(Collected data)
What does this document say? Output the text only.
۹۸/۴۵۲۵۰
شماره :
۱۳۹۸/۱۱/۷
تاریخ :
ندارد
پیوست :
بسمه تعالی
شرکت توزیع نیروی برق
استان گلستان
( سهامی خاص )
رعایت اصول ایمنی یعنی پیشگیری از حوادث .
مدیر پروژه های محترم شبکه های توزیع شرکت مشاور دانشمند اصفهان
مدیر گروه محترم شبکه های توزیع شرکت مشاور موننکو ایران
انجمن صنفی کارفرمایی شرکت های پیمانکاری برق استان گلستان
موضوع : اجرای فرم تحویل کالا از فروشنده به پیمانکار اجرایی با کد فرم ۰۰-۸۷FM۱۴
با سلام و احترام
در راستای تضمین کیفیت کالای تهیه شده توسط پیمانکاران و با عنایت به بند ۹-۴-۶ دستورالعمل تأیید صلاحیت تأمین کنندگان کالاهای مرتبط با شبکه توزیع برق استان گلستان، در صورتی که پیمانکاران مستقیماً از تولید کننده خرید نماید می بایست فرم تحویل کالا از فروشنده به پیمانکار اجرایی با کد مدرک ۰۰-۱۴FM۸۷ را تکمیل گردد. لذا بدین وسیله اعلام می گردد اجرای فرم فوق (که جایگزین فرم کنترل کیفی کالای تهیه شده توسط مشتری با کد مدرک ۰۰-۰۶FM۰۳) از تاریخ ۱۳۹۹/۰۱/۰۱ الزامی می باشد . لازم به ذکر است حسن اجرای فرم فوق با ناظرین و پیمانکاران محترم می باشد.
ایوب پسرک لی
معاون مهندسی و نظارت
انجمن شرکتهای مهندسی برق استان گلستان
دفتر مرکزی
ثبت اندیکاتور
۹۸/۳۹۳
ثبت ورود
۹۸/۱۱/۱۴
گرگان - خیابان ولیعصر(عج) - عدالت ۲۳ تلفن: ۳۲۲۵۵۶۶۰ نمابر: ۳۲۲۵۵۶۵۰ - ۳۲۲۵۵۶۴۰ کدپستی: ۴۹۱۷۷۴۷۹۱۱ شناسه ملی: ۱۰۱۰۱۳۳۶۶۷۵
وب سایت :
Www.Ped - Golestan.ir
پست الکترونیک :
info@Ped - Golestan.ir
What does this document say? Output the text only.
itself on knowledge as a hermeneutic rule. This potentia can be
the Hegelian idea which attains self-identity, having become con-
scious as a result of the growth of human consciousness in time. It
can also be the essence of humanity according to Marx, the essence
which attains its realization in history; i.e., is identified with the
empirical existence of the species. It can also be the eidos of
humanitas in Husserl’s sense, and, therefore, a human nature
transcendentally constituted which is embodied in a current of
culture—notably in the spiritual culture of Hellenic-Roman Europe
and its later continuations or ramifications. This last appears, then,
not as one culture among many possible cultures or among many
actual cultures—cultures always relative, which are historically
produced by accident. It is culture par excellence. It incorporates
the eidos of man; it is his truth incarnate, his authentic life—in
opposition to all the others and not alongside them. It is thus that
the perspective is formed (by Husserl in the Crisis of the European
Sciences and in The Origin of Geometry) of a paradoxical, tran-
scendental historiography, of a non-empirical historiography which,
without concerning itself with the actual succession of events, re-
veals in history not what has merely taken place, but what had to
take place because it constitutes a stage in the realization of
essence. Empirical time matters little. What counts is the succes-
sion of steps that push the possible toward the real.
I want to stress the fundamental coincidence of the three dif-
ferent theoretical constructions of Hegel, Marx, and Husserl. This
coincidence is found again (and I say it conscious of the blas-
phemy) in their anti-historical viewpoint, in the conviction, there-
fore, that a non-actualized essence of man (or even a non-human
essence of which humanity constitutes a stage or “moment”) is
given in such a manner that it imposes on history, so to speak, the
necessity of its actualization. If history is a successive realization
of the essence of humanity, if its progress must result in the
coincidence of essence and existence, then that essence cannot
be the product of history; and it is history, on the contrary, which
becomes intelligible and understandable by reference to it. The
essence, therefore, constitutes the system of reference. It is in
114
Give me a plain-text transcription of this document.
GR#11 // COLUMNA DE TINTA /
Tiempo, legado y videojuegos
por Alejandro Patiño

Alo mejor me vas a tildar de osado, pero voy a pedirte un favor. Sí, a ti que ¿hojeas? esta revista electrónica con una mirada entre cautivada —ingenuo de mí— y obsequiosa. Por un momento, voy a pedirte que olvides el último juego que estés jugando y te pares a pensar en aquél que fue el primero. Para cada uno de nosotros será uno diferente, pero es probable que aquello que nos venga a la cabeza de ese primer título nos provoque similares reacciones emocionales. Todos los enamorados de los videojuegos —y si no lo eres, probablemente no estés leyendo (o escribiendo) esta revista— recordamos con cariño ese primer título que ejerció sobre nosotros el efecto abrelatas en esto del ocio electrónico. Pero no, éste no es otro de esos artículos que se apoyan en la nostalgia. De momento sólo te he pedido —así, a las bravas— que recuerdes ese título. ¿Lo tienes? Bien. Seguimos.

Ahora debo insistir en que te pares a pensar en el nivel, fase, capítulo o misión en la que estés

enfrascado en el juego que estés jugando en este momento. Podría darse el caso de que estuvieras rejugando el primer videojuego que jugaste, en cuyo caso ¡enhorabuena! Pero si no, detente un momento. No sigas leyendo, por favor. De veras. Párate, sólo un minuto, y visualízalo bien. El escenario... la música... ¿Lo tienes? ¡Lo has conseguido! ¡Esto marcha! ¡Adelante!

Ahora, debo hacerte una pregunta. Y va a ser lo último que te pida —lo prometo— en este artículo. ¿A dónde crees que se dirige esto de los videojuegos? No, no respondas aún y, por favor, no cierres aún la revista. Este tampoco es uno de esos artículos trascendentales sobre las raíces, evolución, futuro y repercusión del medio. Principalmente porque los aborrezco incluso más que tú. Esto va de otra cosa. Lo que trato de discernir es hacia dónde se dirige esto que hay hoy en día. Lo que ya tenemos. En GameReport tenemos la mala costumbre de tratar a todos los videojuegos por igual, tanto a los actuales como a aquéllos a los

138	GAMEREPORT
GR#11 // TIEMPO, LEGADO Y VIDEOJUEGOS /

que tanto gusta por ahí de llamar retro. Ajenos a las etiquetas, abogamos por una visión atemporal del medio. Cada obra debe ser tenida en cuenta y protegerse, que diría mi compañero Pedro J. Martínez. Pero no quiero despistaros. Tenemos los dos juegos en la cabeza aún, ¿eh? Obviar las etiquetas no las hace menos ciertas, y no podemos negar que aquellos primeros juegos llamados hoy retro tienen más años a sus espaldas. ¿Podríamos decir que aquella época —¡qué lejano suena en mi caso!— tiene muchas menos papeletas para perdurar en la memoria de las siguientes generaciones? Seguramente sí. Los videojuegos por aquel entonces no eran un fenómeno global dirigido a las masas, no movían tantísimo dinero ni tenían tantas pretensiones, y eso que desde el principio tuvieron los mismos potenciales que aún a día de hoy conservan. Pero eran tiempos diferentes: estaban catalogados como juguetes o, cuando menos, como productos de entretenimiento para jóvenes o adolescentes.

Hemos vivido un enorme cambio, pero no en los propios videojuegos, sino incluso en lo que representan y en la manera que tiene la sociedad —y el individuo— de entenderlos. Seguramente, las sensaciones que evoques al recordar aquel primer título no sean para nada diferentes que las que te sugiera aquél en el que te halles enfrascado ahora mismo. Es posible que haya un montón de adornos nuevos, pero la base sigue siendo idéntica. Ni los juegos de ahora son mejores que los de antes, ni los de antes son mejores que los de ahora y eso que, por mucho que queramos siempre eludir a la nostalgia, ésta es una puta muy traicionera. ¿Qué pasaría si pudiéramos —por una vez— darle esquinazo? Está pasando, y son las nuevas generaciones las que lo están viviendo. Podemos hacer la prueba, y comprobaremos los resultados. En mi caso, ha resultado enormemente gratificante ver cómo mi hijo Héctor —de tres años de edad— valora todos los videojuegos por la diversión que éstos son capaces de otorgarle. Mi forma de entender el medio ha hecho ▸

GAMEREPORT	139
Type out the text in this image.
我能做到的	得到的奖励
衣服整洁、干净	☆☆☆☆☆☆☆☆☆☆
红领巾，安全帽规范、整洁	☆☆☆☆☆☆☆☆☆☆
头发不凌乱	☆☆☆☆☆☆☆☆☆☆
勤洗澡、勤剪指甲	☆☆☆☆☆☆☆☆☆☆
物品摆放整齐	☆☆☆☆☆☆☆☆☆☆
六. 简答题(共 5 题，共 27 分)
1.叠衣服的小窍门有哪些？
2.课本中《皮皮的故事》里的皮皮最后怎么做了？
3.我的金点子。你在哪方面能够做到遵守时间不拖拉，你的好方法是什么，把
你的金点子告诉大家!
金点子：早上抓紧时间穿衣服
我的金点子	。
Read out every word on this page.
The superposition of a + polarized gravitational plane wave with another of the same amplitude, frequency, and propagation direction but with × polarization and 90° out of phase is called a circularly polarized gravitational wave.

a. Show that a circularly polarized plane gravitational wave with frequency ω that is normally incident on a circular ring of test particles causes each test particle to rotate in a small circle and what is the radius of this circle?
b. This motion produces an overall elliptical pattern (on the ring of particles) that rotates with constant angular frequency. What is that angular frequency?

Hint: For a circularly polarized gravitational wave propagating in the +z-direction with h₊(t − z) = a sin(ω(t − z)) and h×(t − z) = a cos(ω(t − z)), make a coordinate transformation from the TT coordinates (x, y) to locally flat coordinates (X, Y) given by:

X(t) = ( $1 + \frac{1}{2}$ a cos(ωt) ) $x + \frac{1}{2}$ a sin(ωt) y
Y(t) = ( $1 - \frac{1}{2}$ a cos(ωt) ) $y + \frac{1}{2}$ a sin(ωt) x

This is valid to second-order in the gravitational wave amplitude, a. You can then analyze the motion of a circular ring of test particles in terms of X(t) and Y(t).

**REQUEST:**
Gather all lines from the listing above in which "مدیر" occurs.

**EXERCISE RESPONSE:**
مدیر پروژه های محترم شبکه های توزیع شرکت مشاور دانشمند اصفهان
مدیر گروه محترم شبکه های توزیع شرکت مشاور موننکو ایران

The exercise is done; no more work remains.